§ **DOCUMENT SEGMENT**
◆ ◆ ◆ ◆
The Opioid Crisis and the Role of Community Health Workers

Community Health Workers may be a critical lifeline for communities currently facing the worst opioid overdose epidemic in American history.

The Progression of the Opioid Crisis in the United States

Opioid addiction is an epidemic that has spread like wildfire across the United States, devastating entire communities and forever changing the lives of those affected. The impact has had profound consequences for the health and well-being of people who are touched by the opioid crisis, as affected individuals grapple daily with addiction and are impacted in every aspect of their lives. In recent years, opioid use disorder (i.e. opioid addiction) has increased at an alarming rate; the disease affects over two million Americans and resulted in 42,249 overdose deaths in 2016, which is more than quadruple the number of overdose deaths in 2001.1

Opioids are highly addictive pain-relieving drugs; they include prescription opioids like hydrocodone and morphine, as well as fentanyl and heroin. The development of the opioid crisis is often referred to as occurring in three waves. The first wave, or the initiating force, that is considered to have been the beginning of the current crisis, began in the 1990s when prescription opioids were increasingly prescribed to treat chronic pain. Many individuals were initially exposed to the addictive qualities of opioids through a medical prescription; for some, this evolved into opioid misuse or addiction. Up to approximately one in three patients prescribed opioids misuses them and 8-12% of these patients develop opioid use disorder.

Beginning in 1999, overdose deaths resulting from prescription opioid misuse began to steadily rise. For some who were initially exposed to prescription opioids, this addiction progressed to the use of even more powerful opioids like fentanyl, a synthetic opioid pain reliever, and heroin, an illegal opioid. The second wave of the opioid crisis started in 2010, as deaths caused by heroin overdose rapidly increased across the nation. This trend has continued to the present day.
◆ ◆ ◆ ◆
§ **DATA EXCERPTS**
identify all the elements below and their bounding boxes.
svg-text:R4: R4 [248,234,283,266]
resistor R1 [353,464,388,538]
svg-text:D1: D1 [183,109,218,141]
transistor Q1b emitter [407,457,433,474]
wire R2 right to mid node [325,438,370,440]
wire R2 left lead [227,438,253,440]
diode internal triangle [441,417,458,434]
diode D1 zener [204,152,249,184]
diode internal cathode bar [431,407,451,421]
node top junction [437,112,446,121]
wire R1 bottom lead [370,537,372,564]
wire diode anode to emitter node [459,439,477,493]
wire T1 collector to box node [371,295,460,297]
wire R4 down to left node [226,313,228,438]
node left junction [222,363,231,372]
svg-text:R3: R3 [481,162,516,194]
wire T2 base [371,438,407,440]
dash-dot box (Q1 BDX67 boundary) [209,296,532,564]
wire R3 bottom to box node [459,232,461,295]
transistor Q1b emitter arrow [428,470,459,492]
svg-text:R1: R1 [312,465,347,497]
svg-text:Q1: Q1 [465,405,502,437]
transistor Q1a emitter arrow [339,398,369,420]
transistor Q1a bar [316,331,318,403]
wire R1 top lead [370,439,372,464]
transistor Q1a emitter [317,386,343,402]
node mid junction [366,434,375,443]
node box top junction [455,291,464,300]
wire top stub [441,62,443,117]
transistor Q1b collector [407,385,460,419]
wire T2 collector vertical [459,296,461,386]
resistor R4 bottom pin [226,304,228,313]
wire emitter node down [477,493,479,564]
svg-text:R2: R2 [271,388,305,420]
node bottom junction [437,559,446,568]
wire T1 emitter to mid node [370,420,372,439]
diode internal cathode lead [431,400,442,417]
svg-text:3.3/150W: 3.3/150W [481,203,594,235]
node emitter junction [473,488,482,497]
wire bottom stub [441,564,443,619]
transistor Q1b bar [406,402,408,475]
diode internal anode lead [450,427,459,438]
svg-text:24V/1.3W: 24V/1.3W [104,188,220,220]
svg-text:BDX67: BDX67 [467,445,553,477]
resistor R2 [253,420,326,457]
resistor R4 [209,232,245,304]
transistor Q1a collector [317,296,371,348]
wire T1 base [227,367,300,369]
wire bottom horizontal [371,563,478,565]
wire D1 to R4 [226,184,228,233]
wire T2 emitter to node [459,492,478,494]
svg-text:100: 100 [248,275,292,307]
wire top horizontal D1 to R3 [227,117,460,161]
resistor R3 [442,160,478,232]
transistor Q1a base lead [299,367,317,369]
◆ ◆ ◆ ◆
§ **YOUR INSTRUCTIONS**
Transcribe the whole passage on the opioid crisis and community health workers above, word for word.

§ **OUTPUT BELOW**
The Opioid Crisis and the Role of Community Health Workers

Community Health Workers may be a critical lifeline for communities currently facing the worst opioid overdose epidemic in American history.

The Progression of the Opioid Crisis in the United States

Opioid addiction is an epidemic that has spread like wildfire across the United States, devastating entire communities and forever changing the lives of those affected. The impact has had profound consequences for the health and well-being of people who are touched by the opioid crisis, as affected individuals grapple daily with addiction and are impacted in every aspect of their lives. In recent years, opioid use disorder (i.e. opioid addiction) has increased at an alarming rate; the disease affects over two million Americans and resulted in 42,249 overdose deaths in 2016, which is more than quadruple the number of overdose deaths in 2001.1

Opioids are highly addictive pain-relieving drugs; they include prescription opioids like hydrocodone and morphine, as well as fentanyl and heroin. The development of the opioid crisis is often referred to as occurring in three waves. The first wave, or the initiating force, that is considered to have been the beginning of the current crisis, began in the 1990s when prescription opioids were increasingly prescribed to treat chronic pain. Many individuals were initially exposed to the addictive qualities of opioids through a medical prescription; for some, this evolved into opioid misuse or addiction. Up to approximately one in three patients prescribed opioids misuses them and 8-12% of these patients develop opioid use disorder.

Beginning in 1999, overdose deaths resulting from prescription opioid misuse began to steadily rise. For some who were initially exposed to prescription opioids, this addiction progressed to the use of even more powerful opioids like fentanyl, a synthetic opioid pain reliever, and heroin, an illegal opioid. The second wave of the opioid crisis started in 2010, as deaths caused by heroin overdose rapidly increased across the nation. This trend has continued to the present day.